• Exercise prompt: Collect the lines of the entries where "FROM" shows up.

• Raw records:

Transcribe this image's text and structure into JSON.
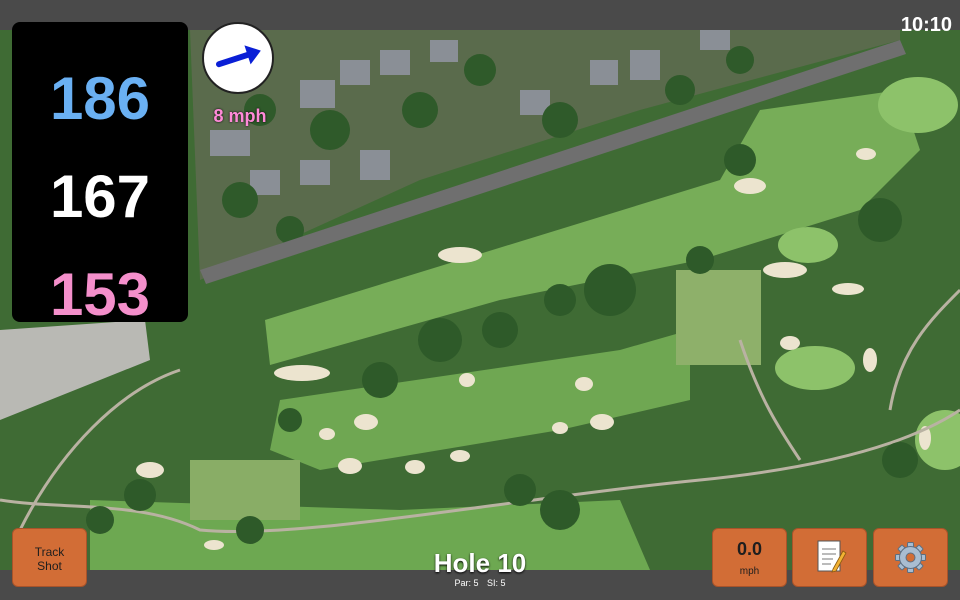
{
  "status_bar": {
    "time": "10:10"
  },
  "distances": {
    "back": "186",
    "middle": "167",
    "front": "153"
  },
  "wind": {
    "speed": "8 mph",
    "direction_icon": "arrow-right-icon"
  },
  "hole": {
    "title": "Hole 10",
    "par": "Par: 5",
    "si": "SI: 5"
  },
  "buttons": {
    "track_shot_line1": "Track",
    "track_shot_line2": "Shot",
    "speed_value": "0.0",
    "speed_unit": "mph",
    "notes_icon": "notepad-icon",
    "settings_icon": "gear-icon"
  },
  "colors": {
    "back_distance": "#6ab0f3",
    "middle_distance": "#ffffff",
    "front_distance": "#f48fcb",
    "wind_text": "#ff8ad8",
    "button": "#d26d36"
  }
}
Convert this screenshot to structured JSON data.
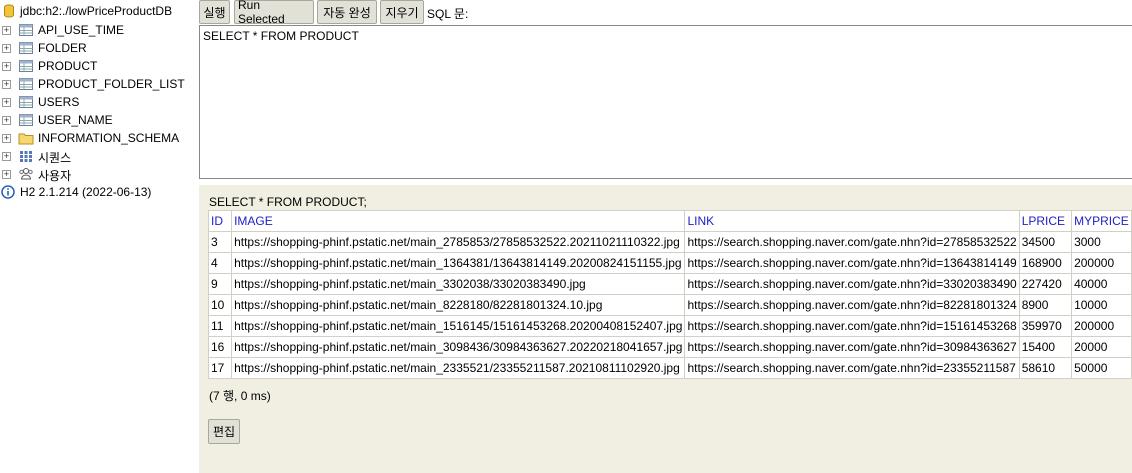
{
  "tree": {
    "root": "jdbc:h2:./lowPriceProductDB",
    "tables": [
      "API_USE_TIME",
      "FOLDER",
      "PRODUCT",
      "PRODUCT_FOLDER_LIST",
      "USERS",
      "USER_NAME"
    ],
    "schema": "INFORMATION_SCHEMA",
    "sequences": "시퀀스",
    "users": "사용자",
    "version": "H2 2.1.214 (2022-06-13)",
    "expander_symbol": "+"
  },
  "toolbar": {
    "run": "실행",
    "run_selected": "Run Selected",
    "autocomplete": "자동 완성",
    "clear": "지우기",
    "sql_label": "SQL 문:"
  },
  "editor": {
    "text": "SELECT * FROM PRODUCT"
  },
  "result": {
    "sql": "SELECT * FROM PRODUCT;",
    "columns": [
      "ID",
      "IMAGE",
      "LINK",
      "LPRICE",
      "MYPRICE"
    ],
    "rows": [
      [
        "3",
        "https://shopping-phinf.pstatic.net/main_2785853/27858532522.20211021110322.jpg",
        "https://search.shopping.naver.com/gate.nhn?id=27858532522",
        "34500",
        "3000"
      ],
      [
        "4",
        "https://shopping-phinf.pstatic.net/main_1364381/13643814149.20200824151155.jpg",
        "https://search.shopping.naver.com/gate.nhn?id=13643814149",
        "168900",
        "200000"
      ],
      [
        "9",
        "https://shopping-phinf.pstatic.net/main_3302038/33020383490.jpg",
        "https://search.shopping.naver.com/gate.nhn?id=33020383490",
        "227420",
        "40000"
      ],
      [
        "10",
        "https://shopping-phinf.pstatic.net/main_8228180/82281801324.10.jpg",
        "https://search.shopping.naver.com/gate.nhn?id=82281801324",
        "8900",
        "10000"
      ],
      [
        "11",
        "https://shopping-phinf.pstatic.net/main_1516145/15161453268.20200408152407.jpg",
        "https://search.shopping.naver.com/gate.nhn?id=15161453268",
        "359970",
        "200000"
      ],
      [
        "16",
        "https://shopping-phinf.pstatic.net/main_3098436/30984363627.20220218041657.jpg",
        "https://search.shopping.naver.com/gate.nhn?id=30984363627",
        "15400",
        "20000"
      ],
      [
        "17",
        "https://shopping-phinf.pstatic.net/main_2335521/23355211587.20210811102920.jpg",
        "https://search.shopping.naver.com/gate.nhn?id=23355211587",
        "58610",
        "50000"
      ]
    ],
    "count": "(7 행, 0 ms)",
    "edit": "편집"
  }
}
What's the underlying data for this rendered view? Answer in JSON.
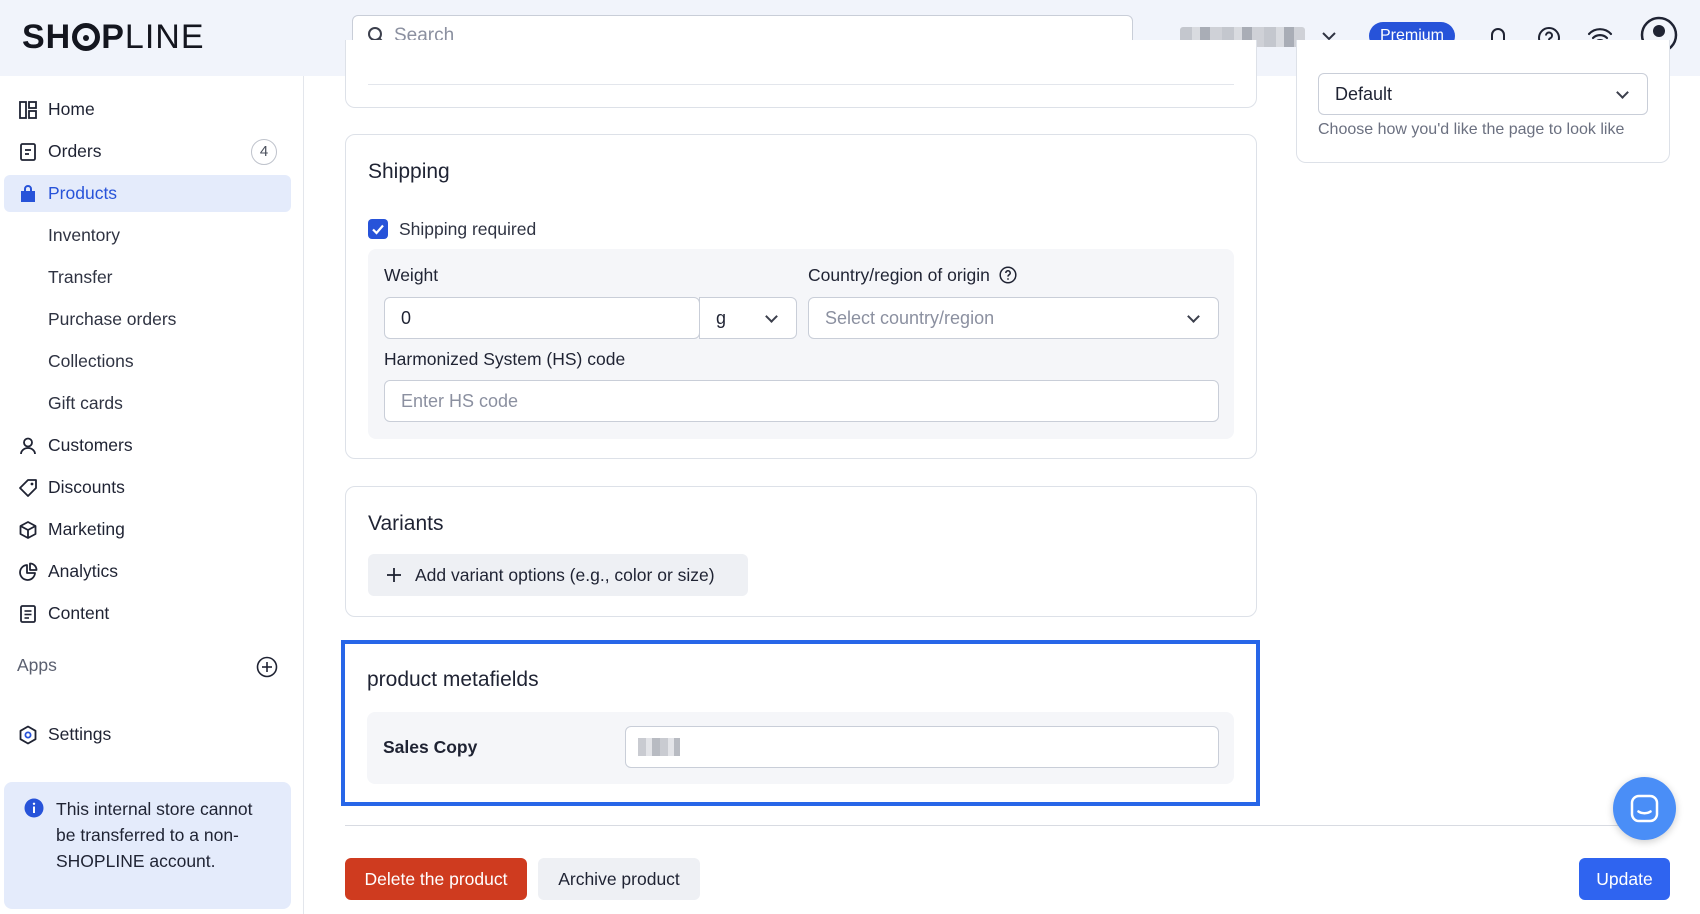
{
  "header": {
    "logo_main": "SH",
    "logo_after_ring": "P",
    "logo_light": "LINE",
    "search_placeholder": "Search",
    "plan_badge": "Premium"
  },
  "sidebar": {
    "items": [
      {
        "label": "Home",
        "icon": "home-icon"
      },
      {
        "label": "Orders",
        "icon": "orders-icon",
        "badge": "4"
      },
      {
        "label": "Products",
        "icon": "products-icon",
        "active": true
      },
      {
        "label": "Inventory"
      },
      {
        "label": "Transfer"
      },
      {
        "label": "Purchase orders"
      },
      {
        "label": "Collections"
      },
      {
        "label": "Gift cards"
      },
      {
        "label": "Customers",
        "icon": "customers-icon"
      },
      {
        "label": "Discounts",
        "icon": "discounts-icon"
      },
      {
        "label": "Marketing",
        "icon": "marketing-icon"
      },
      {
        "label": "Analytics",
        "icon": "analytics-icon"
      },
      {
        "label": "Content",
        "icon": "content-icon"
      }
    ],
    "apps_label": "Apps",
    "settings_label": "Settings",
    "notice": "This internal store cannot be transferred to a non-SHOPLINE account."
  },
  "template_panel": {
    "select_value": "Default",
    "help": "Choose how you'd like the page to look like"
  },
  "shipping": {
    "title": "Shipping",
    "checkbox_label": "Shipping required",
    "checkbox_checked": true,
    "weight_label": "Weight",
    "weight_value": "0",
    "weight_unit": "g",
    "origin_label": "Country/region of origin",
    "origin_placeholder": "Select country/region",
    "hs_label": "Harmonized System (HS) code",
    "hs_placeholder": "Enter HS code"
  },
  "variants": {
    "title": "Variants",
    "add_button": "Add variant options (e.g., color or size)"
  },
  "metafields": {
    "title": "product metafields",
    "field_label": "Sales Copy"
  },
  "footer": {
    "delete_button": "Delete the product",
    "archive_button": "Archive product",
    "update_button": "Update"
  },
  "colors": {
    "accent": "#2753d9",
    "danger": "#cf3b1f",
    "highlight": "#2766e8"
  }
}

• Answer:
    "text": "SELECT * FROM PRODUCT"
    "sql": "SELECT * FROM PRODUCT;",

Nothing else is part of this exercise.